### WORK INSTRUCTIONS
Search the material below for the string "Daha" and extract each line that has it.
GIVEN DATA section start
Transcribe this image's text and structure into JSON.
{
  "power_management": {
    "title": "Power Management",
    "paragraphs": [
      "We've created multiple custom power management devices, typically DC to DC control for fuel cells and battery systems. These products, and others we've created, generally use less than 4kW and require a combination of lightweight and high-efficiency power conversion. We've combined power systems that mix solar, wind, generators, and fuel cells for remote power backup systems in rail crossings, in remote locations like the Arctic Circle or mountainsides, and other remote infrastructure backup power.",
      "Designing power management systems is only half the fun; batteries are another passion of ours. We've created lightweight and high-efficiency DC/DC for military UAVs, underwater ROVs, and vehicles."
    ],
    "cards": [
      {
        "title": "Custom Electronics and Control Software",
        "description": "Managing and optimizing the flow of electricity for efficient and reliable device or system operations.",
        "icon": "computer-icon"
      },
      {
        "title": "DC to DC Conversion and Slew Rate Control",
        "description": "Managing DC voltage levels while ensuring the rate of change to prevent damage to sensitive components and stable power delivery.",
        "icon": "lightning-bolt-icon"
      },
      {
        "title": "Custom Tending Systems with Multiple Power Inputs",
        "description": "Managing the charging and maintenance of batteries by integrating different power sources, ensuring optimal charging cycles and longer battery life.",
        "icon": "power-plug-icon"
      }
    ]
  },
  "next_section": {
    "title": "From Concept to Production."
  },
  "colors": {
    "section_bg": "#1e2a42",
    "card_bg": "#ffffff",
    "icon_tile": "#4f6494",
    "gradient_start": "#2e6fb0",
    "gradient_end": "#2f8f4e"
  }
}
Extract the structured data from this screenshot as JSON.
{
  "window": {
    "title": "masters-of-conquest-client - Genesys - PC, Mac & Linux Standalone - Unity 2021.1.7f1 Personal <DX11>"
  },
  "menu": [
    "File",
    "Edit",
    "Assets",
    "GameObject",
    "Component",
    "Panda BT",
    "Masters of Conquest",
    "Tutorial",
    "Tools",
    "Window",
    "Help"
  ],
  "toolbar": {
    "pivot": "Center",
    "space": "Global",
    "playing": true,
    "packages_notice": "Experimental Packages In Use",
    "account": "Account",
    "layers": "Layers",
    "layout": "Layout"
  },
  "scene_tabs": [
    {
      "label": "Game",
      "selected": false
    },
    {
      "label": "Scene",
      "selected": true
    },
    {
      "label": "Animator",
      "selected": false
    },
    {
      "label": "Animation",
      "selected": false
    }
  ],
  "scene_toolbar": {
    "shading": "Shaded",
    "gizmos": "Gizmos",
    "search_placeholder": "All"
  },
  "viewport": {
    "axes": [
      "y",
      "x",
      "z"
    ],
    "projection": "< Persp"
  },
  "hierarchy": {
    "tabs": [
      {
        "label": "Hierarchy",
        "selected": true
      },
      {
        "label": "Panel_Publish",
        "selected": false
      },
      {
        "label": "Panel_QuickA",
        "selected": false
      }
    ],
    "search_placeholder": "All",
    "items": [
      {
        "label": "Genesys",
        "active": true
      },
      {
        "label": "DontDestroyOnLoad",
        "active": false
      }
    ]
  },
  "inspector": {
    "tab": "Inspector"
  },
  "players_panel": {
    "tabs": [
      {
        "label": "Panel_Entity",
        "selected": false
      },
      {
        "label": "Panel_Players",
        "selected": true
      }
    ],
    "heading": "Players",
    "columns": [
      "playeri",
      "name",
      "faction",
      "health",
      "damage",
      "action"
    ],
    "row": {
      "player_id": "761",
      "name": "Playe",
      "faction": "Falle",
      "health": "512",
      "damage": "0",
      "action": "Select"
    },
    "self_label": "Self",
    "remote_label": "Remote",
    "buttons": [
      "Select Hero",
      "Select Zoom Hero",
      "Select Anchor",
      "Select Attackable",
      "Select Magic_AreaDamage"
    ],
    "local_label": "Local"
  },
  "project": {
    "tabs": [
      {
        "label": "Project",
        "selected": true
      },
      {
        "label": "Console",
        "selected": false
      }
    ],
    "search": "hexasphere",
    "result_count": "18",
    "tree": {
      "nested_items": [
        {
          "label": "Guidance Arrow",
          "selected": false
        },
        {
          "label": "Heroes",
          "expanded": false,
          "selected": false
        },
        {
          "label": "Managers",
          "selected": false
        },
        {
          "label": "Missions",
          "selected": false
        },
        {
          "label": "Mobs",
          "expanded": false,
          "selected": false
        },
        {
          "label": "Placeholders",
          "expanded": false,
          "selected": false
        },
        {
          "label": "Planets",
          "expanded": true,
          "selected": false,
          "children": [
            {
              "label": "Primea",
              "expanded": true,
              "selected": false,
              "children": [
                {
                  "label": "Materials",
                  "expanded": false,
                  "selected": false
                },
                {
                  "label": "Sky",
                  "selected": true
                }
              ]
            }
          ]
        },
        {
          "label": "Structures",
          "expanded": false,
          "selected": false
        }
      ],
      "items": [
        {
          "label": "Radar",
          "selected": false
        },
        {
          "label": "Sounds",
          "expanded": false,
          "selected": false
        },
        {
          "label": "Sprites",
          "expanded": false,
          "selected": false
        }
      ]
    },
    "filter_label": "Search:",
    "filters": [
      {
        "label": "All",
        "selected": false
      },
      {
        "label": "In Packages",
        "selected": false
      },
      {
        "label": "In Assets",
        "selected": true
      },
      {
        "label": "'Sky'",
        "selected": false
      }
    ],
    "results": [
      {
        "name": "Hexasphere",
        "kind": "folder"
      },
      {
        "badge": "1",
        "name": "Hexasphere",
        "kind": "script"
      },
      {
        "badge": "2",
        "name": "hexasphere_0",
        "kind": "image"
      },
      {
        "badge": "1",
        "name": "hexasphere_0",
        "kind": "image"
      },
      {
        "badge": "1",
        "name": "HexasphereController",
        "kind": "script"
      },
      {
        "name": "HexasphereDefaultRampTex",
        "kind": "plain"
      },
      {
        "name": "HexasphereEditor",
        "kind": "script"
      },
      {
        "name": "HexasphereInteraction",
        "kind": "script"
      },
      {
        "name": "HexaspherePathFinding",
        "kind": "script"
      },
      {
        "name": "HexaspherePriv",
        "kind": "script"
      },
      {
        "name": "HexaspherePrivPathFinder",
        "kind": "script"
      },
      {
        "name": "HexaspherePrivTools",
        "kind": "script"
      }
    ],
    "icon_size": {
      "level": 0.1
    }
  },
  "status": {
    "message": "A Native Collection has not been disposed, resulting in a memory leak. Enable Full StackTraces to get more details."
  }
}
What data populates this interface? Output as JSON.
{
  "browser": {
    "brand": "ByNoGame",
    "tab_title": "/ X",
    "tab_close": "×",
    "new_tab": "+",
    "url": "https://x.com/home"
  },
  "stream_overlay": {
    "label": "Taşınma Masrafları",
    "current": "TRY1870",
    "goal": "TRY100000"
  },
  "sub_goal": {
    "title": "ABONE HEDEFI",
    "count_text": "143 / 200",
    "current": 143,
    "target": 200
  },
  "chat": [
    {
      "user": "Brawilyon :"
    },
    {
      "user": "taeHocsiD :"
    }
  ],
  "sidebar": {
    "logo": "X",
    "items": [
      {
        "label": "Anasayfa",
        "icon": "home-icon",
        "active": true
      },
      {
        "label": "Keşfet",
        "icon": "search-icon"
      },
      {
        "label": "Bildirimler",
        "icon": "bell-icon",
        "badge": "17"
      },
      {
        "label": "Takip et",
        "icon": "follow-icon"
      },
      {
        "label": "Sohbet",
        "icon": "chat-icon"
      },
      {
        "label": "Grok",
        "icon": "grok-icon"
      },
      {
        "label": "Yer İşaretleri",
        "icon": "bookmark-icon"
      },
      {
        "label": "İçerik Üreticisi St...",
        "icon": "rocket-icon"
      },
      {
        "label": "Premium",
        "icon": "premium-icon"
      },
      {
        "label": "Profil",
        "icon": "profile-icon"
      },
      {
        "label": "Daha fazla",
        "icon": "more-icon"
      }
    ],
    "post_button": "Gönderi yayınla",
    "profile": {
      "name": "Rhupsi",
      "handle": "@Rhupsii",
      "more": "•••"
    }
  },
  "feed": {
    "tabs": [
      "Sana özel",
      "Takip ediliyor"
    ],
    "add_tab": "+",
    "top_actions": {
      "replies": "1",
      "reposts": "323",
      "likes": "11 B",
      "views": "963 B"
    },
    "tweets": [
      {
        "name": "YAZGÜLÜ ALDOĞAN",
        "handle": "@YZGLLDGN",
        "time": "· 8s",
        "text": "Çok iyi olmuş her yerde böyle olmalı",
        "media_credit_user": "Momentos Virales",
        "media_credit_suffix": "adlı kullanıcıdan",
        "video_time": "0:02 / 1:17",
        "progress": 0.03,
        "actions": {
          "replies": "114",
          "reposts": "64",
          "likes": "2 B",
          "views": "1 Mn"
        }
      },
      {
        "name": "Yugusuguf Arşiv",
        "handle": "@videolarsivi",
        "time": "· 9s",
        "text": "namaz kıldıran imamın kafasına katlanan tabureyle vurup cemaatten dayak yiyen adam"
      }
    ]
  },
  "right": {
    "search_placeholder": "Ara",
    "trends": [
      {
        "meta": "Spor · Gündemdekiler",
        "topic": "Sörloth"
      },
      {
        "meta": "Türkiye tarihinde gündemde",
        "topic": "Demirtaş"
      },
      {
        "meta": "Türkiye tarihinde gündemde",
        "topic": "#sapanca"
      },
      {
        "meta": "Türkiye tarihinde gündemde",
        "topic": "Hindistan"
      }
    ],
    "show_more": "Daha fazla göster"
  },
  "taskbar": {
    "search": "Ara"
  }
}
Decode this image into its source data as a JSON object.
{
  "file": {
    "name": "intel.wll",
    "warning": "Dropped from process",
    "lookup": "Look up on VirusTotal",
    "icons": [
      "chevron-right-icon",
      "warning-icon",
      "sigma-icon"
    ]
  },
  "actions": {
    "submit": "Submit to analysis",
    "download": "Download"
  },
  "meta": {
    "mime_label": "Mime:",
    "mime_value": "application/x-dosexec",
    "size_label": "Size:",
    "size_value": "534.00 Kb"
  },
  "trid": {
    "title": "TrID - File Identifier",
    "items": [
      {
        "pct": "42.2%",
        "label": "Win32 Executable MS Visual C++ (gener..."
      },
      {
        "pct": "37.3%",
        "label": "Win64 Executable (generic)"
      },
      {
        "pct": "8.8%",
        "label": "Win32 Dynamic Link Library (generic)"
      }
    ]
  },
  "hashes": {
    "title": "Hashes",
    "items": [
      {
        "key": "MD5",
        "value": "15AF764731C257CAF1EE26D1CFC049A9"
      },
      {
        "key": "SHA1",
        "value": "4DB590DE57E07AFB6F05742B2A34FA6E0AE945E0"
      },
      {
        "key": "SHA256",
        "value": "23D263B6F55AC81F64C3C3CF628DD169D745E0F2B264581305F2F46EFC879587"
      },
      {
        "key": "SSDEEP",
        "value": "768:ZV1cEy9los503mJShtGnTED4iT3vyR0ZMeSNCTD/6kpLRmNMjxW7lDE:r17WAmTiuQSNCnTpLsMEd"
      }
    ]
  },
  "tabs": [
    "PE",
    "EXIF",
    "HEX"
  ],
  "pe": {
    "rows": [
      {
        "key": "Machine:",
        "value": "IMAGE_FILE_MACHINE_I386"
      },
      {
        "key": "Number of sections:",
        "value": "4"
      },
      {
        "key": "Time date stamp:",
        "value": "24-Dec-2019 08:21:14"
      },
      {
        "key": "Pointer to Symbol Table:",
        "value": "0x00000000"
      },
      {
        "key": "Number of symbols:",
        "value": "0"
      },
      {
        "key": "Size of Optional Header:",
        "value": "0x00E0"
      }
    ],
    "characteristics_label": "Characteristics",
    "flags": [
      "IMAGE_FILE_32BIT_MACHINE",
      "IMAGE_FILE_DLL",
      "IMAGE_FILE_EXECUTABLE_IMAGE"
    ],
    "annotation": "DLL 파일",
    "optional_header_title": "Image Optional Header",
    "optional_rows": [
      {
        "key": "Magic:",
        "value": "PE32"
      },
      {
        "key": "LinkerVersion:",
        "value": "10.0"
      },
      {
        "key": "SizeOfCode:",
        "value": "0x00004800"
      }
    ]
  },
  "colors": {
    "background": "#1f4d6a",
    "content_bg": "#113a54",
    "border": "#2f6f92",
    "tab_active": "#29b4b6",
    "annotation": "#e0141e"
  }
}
GIVEN DATA section end
### RESPONSE FOR THIS EXERCISE
        "label": "Daha fazla",
    "show_more": "Daha fazla göster"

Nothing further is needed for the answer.